## Data for processing:
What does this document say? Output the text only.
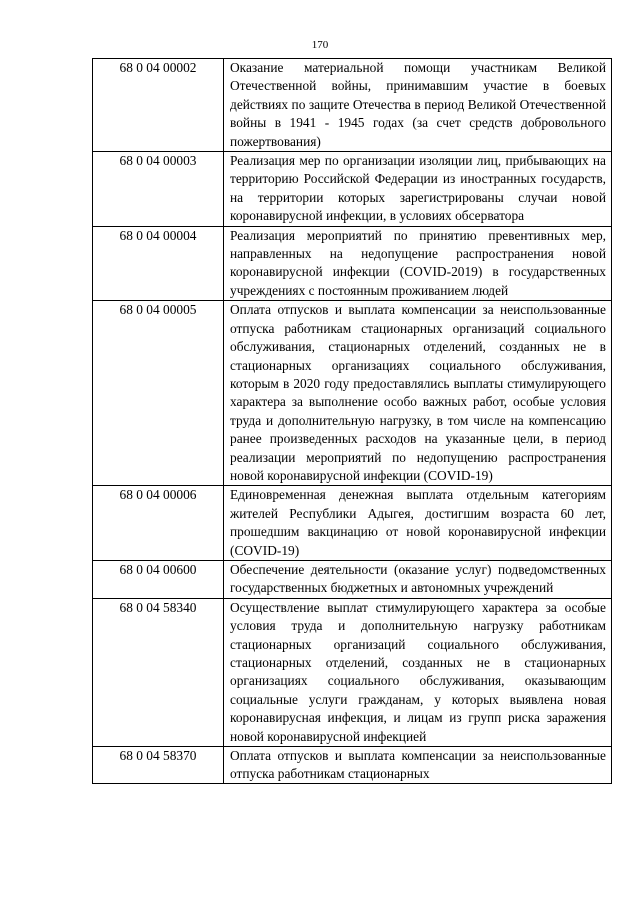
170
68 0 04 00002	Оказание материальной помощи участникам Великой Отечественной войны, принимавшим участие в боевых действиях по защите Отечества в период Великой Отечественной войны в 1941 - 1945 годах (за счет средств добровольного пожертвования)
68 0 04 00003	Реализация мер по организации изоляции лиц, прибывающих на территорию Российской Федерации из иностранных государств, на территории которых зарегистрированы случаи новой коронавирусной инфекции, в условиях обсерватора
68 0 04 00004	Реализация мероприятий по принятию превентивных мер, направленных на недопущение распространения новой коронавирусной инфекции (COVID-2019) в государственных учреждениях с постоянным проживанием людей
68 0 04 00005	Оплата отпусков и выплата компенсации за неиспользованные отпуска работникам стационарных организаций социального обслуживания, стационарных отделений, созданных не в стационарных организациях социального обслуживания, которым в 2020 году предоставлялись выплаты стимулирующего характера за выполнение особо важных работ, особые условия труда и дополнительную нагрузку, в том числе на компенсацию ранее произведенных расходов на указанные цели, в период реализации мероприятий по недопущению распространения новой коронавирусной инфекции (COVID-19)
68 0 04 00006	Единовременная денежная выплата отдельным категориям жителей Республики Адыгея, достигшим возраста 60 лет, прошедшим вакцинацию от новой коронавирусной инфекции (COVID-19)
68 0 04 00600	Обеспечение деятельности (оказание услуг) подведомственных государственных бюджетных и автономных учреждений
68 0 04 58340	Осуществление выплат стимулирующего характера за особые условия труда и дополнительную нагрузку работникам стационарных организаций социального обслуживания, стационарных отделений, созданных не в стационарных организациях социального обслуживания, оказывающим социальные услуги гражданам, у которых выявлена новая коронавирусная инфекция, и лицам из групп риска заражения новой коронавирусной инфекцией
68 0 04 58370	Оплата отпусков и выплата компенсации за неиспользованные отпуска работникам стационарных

## Task goal:
Pictures are to be left out; the records above must be repeated word for word.

## Full answer:
What does this document say? Output the text only.
170
68 0 04 00002	Оказание материальной помощи участникам Великой Отечественной войны, принимавшим участие в боевых действиях по защите Отечества в период Великой Отечественной войны в 1941 - 1945 годах (за счет средств добровольного пожертвования)
68 0 04 00003	Реализация мер по организации изоляции лиц, прибывающих на территорию Российской Федерации из иностранных государств, на территории которых зарегистрированы случаи новой коронавирусной инфекции, в условиях обсерватора
68 0 04 00004	Реализация мероприятий по принятию превентивных мер, направленных на недопущение распространения новой коронавирусной инфекции (COVID-2019) в государственных учреждениях с постоянным проживанием людей
68 0 04 00005	Оплата отпусков и выплата компенсации за неиспользованные отпуска работникам стационарных организаций социального обслуживания, стационарных отделений, созданных не в стационарных организациях социального обслуживания, которым в 2020 году предоставлялись выплаты стимулирующего характера за выполнение особо важных работ, особые условия труда и дополнительную нагрузку, в том числе на компенсацию ранее произведенных расходов на указанные цели, в период реализации мероприятий по недопущению распространения новой коронавирусной инфекции (COVID-19)
68 0 04 00006	Единовременная денежная выплата отдельным категориям жителей Республики Адыгея, достигшим возраста 60 лет, прошедшим вакцинацию от новой коронавирусной инфекции (COVID-19)
68 0 04 00600	Обеспечение деятельности (оказание услуг) подведомственных государственных бюджетных и автономных учреждений
68 0 04 58340	Осуществление выплат стимулирующего характера за особые условия труда и дополнительную нагрузку работникам стационарных организаций социального обслуживания, стационарных отделений, созданных не в стационарных организациях социального обслуживания, оказывающим социальные услуги гражданам, у которых выявлена новая коронавирусная инфекция, и лицам из групп риска заражения новой коронавирусной инфекцией
68 0 04 58370	Оплата отпусков и выплата компенсации за неиспользованные отпуска работникам стационарных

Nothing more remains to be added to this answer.